*WHAT TO DO:* Each line of the material below that holds the word "Osterode" needs to be copied.

___

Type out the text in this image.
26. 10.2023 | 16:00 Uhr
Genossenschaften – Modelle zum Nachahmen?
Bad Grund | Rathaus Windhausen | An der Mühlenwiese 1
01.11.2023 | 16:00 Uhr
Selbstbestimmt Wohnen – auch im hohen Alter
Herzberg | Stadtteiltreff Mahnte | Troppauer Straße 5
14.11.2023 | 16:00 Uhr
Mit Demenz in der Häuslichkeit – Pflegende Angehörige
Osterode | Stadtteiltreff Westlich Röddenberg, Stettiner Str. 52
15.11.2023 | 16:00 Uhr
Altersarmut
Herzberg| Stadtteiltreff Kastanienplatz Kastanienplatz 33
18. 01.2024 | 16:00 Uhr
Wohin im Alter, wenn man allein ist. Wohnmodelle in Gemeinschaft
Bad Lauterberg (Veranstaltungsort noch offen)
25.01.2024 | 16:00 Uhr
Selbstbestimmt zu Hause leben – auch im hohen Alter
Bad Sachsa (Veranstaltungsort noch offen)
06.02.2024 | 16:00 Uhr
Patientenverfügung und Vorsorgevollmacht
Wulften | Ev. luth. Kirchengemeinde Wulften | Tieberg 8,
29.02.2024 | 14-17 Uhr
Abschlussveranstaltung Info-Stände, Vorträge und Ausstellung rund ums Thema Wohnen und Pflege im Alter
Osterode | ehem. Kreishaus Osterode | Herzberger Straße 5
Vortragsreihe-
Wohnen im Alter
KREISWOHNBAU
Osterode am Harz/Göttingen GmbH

___

*TASK RESULT:*
Osterode | Stadtteiltreff Westlich Röddenberg, Stettiner Str. 52
Osterode | ehem. Kreishaus Osterode | Herzberger Straße 5
Osterode am Harz/Göttingen GmbH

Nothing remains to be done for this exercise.